>> Begin EXERCISE MATERIALS

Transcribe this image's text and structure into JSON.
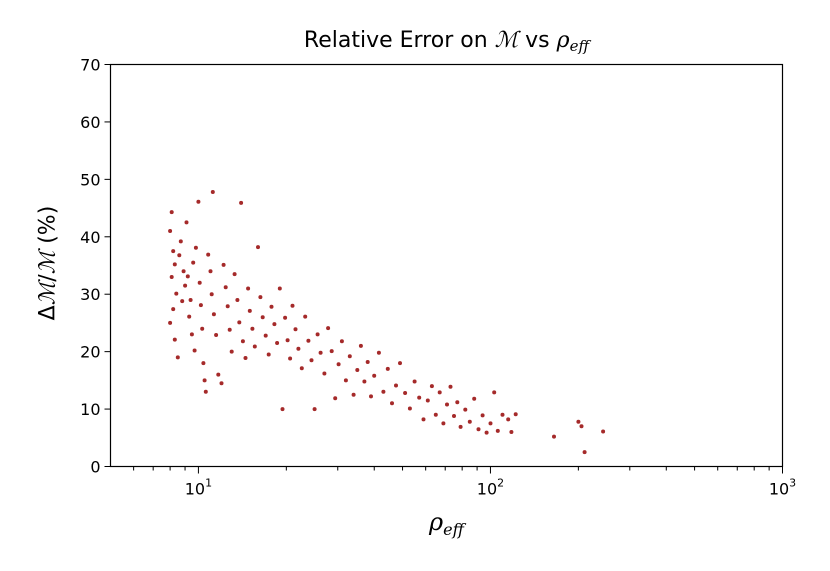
{
  "chart_data": {
    "type": "scatter",
    "title": {
      "prefix": "Relative  Error on ",
      "symbol": "ℳ",
      "middle": " vs ",
      "rho": "ρ",
      "rho_sub": "eff"
    },
    "xlabel": {
      "rho": "ρ",
      "sub": "eff"
    },
    "ylabel": {
      "delta": "Δ",
      "m1": "ℳ",
      "slash": "/",
      "m2": "ℳ",
      "unit": "  (%)"
    },
    "xscale": "log",
    "xlim": [
      5,
      1000
    ],
    "ylim": [
      0,
      70
    ],
    "yticks": [
      0,
      10,
      20,
      30,
      40,
      50,
      60,
      70
    ],
    "xticks": [
      {
        "base": "10",
        "exp": "1",
        "value": 10
      },
      {
        "base": "10",
        "exp": "2",
        "value": 100
      },
      {
        "base": "10",
        "exp": "3",
        "value": 1000
      }
    ],
    "grid": false,
    "marker_color": "#a52a2a",
    "points": [
      [
        8.0,
        41.0
      ],
      [
        8.1,
        44.3
      ],
      [
        8.2,
        37.5
      ],
      [
        8.3,
        35.2
      ],
      [
        8.1,
        33.0
      ],
      [
        8.4,
        30.1
      ],
      [
        8.2,
        27.4
      ],
      [
        8.0,
        25.0
      ],
      [
        8.3,
        22.1
      ],
      [
        8.5,
        19.0
      ],
      [
        8.6,
        36.8
      ],
      [
        8.7,
        39.2
      ],
      [
        8.9,
        34.0
      ],
      [
        9.0,
        31.5
      ],
      [
        8.8,
        28.8
      ],
      [
        9.1,
        42.5
      ],
      [
        9.2,
        33.1
      ],
      [
        9.4,
        29.0
      ],
      [
        9.3,
        26.1
      ],
      [
        9.5,
        23.0
      ],
      [
        9.6,
        35.5
      ],
      [
        9.8,
        38.1
      ],
      [
        9.7,
        20.2
      ],
      [
        10.0,
        46.1
      ],
      [
        10.1,
        32.0
      ],
      [
        10.2,
        28.1
      ],
      [
        10.3,
        24.0
      ],
      [
        10.4,
        18.0
      ],
      [
        10.5,
        15.0
      ],
      [
        10.6,
        13.0
      ],
      [
        10.8,
        36.9
      ],
      [
        11.0,
        34.0
      ],
      [
        11.1,
        30.0
      ],
      [
        11.2,
        47.8
      ],
      [
        11.3,
        26.5
      ],
      [
        11.5,
        22.9
      ],
      [
        11.7,
        16.0
      ],
      [
        12.0,
        14.5
      ],
      [
        12.2,
        35.1
      ],
      [
        12.4,
        31.2
      ],
      [
        12.6,
        27.9
      ],
      [
        12.8,
        23.8
      ],
      [
        13.0,
        20.0
      ],
      [
        13.3,
        33.5
      ],
      [
        13.6,
        29.0
      ],
      [
        13.8,
        25.1
      ],
      [
        14.0,
        45.9
      ],
      [
        14.2,
        21.8
      ],
      [
        14.5,
        18.9
      ],
      [
        14.8,
        31.0
      ],
      [
        15.0,
        27.1
      ],
      [
        15.3,
        24.0
      ],
      [
        15.6,
        20.9
      ],
      [
        16.0,
        38.2
      ],
      [
        16.3,
        29.5
      ],
      [
        16.6,
        26.0
      ],
      [
        17.0,
        22.8
      ],
      [
        17.4,
        19.5
      ],
      [
        17.8,
        27.8
      ],
      [
        18.2,
        24.8
      ],
      [
        18.6,
        21.5
      ],
      [
        19.0,
        31.0
      ],
      [
        19.4,
        10.0
      ],
      [
        19.8,
        25.9
      ],
      [
        20.2,
        22.0
      ],
      [
        20.6,
        18.8
      ],
      [
        21.0,
        28.0
      ],
      [
        21.5,
        23.9
      ],
      [
        22.0,
        20.5
      ],
      [
        22.6,
        17.1
      ],
      [
        23.2,
        26.1
      ],
      [
        23.8,
        21.9
      ],
      [
        24.4,
        18.5
      ],
      [
        25.0,
        10.0
      ],
      [
        25.6,
        23.0
      ],
      [
        26.2,
        19.8
      ],
      [
        27.0,
        16.2
      ],
      [
        27.8,
        24.1
      ],
      [
        28.6,
        20.1
      ],
      [
        29.4,
        11.9
      ],
      [
        30.2,
        17.8
      ],
      [
        31.0,
        21.8
      ],
      [
        32.0,
        15.0
      ],
      [
        33.0,
        19.2
      ],
      [
        34.0,
        12.5
      ],
      [
        35.0,
        16.8
      ],
      [
        36.0,
        21.0
      ],
      [
        37.0,
        14.8
      ],
      [
        38.0,
        18.2
      ],
      [
        39.0,
        12.2
      ],
      [
        40.0,
        15.8
      ],
      [
        41.5,
        19.8
      ],
      [
        43.0,
        13.0
      ],
      [
        44.5,
        17.0
      ],
      [
        46.0,
        11.0
      ],
      [
        47.5,
        14.1
      ],
      [
        49.0,
        18.0
      ],
      [
        51.0,
        12.8
      ],
      [
        53.0,
        10.1
      ],
      [
        55.0,
        14.8
      ],
      [
        57.0,
        12.0
      ],
      [
        59.0,
        8.2
      ],
      [
        61.0,
        11.5
      ],
      [
        63.0,
        14.0
      ],
      [
        65.0,
        9.0
      ],
      [
        67.0,
        12.9
      ],
      [
        69.0,
        7.5
      ],
      [
        71.0,
        10.8
      ],
      [
        73.0,
        13.9
      ],
      [
        75.0,
        8.8
      ],
      [
        77.0,
        11.2
      ],
      [
        79.0,
        6.9
      ],
      [
        82.0,
        9.9
      ],
      [
        85.0,
        7.8
      ],
      [
        88.0,
        11.8
      ],
      [
        91.0,
        6.5
      ],
      [
        94.0,
        8.9
      ],
      [
        97.0,
        5.9
      ],
      [
        100.0,
        7.5
      ],
      [
        103.0,
        12.9
      ],
      [
        106.0,
        6.2
      ],
      [
        110.0,
        9.0
      ],
      [
        115.0,
        8.2
      ],
      [
        118.0,
        6.0
      ],
      [
        122.0,
        9.1
      ],
      [
        165.0,
        5.2
      ],
      [
        200.0,
        7.8
      ],
      [
        205.0,
        7.0
      ],
      [
        210.0,
        2.5
      ],
      [
        243.0,
        6.1
      ]
    ]
  }
}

>> End EXERCISE MATERIALS

_WHAT THIS TASK INVOLVES_. Repeat the entries exactly. Pictures are excluded from the copy.

_CORRECT OUTPUT_.
Transcribe this image's text and structure into JSON.
{
  "chart_data": {
    "type": "scatter",
    "title": {
      "prefix": "Relative  Error on ",
      "symbol": "ℳ",
      "middle": " vs ",
      "rho": "ρ",
      "rho_sub": "eff"
    },
    "xlabel": {
      "rho": "ρ",
      "sub": "eff"
    },
    "ylabel": {
      "delta": "Δ",
      "m1": "ℳ",
      "slash": "/",
      "m2": "ℳ",
      "unit": "  (%)"
    },
    "xscale": "log",
    "xlim": [
      5,
      1000
    ],
    "ylim": [
      0,
      70
    ],
    "yticks": [
      0,
      10,
      20,
      30,
      40,
      50,
      60,
      70
    ],
    "xticks": [
      {
        "base": "10",
        "exp": "1",
        "value": 10
      },
      {
        "base": "10",
        "exp": "2",
        "value": 100
      },
      {
        "base": "10",
        "exp": "3",
        "value": 1000
      }
    ],
    "grid": false,
    "marker_color": "#a52a2a",
    "points": [
      [
        8.0,
        41.0
      ],
      [
        8.1,
        44.3
      ],
      [
        8.2,
        37.5
      ],
      [
        8.3,
        35.2
      ],
      [
        8.1,
        33.0
      ],
      [
        8.4,
        30.1
      ],
      [
        8.2,
        27.4
      ],
      [
        8.0,
        25.0
      ],
      [
        8.3,
        22.1
      ],
      [
        8.5,
        19.0
      ],
      [
        8.6,
        36.8
      ],
      [
        8.7,
        39.2
      ],
      [
        8.9,
        34.0
      ],
      [
        9.0,
        31.5
      ],
      [
        8.8,
        28.8
      ],
      [
        9.1,
        42.5
      ],
      [
        9.2,
        33.1
      ],
      [
        9.4,
        29.0
      ],
      [
        9.3,
        26.1
      ],
      [
        9.5,
        23.0
      ],
      [
        9.6,
        35.5
      ],
      [
        9.8,
        38.1
      ],
      [
        9.7,
        20.2
      ],
      [
        10.0,
        46.1
      ],
      [
        10.1,
        32.0
      ],
      [
        10.2,
        28.1
      ],
      [
        10.3,
        24.0
      ],
      [
        10.4,
        18.0
      ],
      [
        10.5,
        15.0
      ],
      [
        10.6,
        13.0
      ],
      [
        10.8,
        36.9
      ],
      [
        11.0,
        34.0
      ],
      [
        11.1,
        30.0
      ],
      [
        11.2,
        47.8
      ],
      [
        11.3,
        26.5
      ],
      [
        11.5,
        22.9
      ],
      [
        11.7,
        16.0
      ],
      [
        12.0,
        14.5
      ],
      [
        12.2,
        35.1
      ],
      [
        12.4,
        31.2
      ],
      [
        12.6,
        27.9
      ],
      [
        12.8,
        23.8
      ],
      [
        13.0,
        20.0
      ],
      [
        13.3,
        33.5
      ],
      [
        13.6,
        29.0
      ],
      [
        13.8,
        25.1
      ],
      [
        14.0,
        45.9
      ],
      [
        14.2,
        21.8
      ],
      [
        14.5,
        18.9
      ],
      [
        14.8,
        31.0
      ],
      [
        15.0,
        27.1
      ],
      [
        15.3,
        24.0
      ],
      [
        15.6,
        20.9
      ],
      [
        16.0,
        38.2
      ],
      [
        16.3,
        29.5
      ],
      [
        16.6,
        26.0
      ],
      [
        17.0,
        22.8
      ],
      [
        17.4,
        19.5
      ],
      [
        17.8,
        27.8
      ],
      [
        18.2,
        24.8
      ],
      [
        18.6,
        21.5
      ],
      [
        19.0,
        31.0
      ],
      [
        19.4,
        10.0
      ],
      [
        19.8,
        25.9
      ],
      [
        20.2,
        22.0
      ],
      [
        20.6,
        18.8
      ],
      [
        21.0,
        28.0
      ],
      [
        21.5,
        23.9
      ],
      [
        22.0,
        20.5
      ],
      [
        22.6,
        17.1
      ],
      [
        23.2,
        26.1
      ],
      [
        23.8,
        21.9
      ],
      [
        24.4,
        18.5
      ],
      [
        25.0,
        10.0
      ],
      [
        25.6,
        23.0
      ],
      [
        26.2,
        19.8
      ],
      [
        27.0,
        16.2
      ],
      [
        27.8,
        24.1
      ],
      [
        28.6,
        20.1
      ],
      [
        29.4,
        11.9
      ],
      [
        30.2,
        17.8
      ],
      [
        31.0,
        21.8
      ],
      [
        32.0,
        15.0
      ],
      [
        33.0,
        19.2
      ],
      [
        34.0,
        12.5
      ],
      [
        35.0,
        16.8
      ],
      [
        36.0,
        21.0
      ],
      [
        37.0,
        14.8
      ],
      [
        38.0,
        18.2
      ],
      [
        39.0,
        12.2
      ],
      [
        40.0,
        15.8
      ],
      [
        41.5,
        19.8
      ],
      [
        43.0,
        13.0
      ],
      [
        44.5,
        17.0
      ],
      [
        46.0,
        11.0
      ],
      [
        47.5,
        14.1
      ],
      [
        49.0,
        18.0
      ],
      [
        51.0,
        12.8
      ],
      [
        53.0,
        10.1
      ],
      [
        55.0,
        14.8
      ],
      [
        57.0,
        12.0
      ],
      [
        59.0,
        8.2
      ],
      [
        61.0,
        11.5
      ],
      [
        63.0,
        14.0
      ],
      [
        65.0,
        9.0
      ],
      [
        67.0,
        12.9
      ],
      [
        69.0,
        7.5
      ],
      [
        71.0,
        10.8
      ],
      [
        73.0,
        13.9
      ],
      [
        75.0,
        8.8
      ],
      [
        77.0,
        11.2
      ],
      [
        79.0,
        6.9
      ],
      [
        82.0,
        9.9
      ],
      [
        85.0,
        7.8
      ],
      [
        88.0,
        11.8
      ],
      [
        91.0,
        6.5
      ],
      [
        94.0,
        8.9
      ],
      [
        97.0,
        5.9
      ],
      [
        100.0,
        7.5
      ],
      [
        103.0,
        12.9
      ],
      [
        106.0,
        6.2
      ],
      [
        110.0,
        9.0
      ],
      [
        115.0,
        8.2
      ],
      [
        118.0,
        6.0
      ],
      [
        122.0,
        9.1
      ],
      [
        165.0,
        5.2
      ],
      [
        200.0,
        7.8
      ],
      [
        205.0,
        7.0
      ],
      [
        210.0,
        2.5
      ],
      [
        243.0,
        6.1
      ]
    ]
  }
}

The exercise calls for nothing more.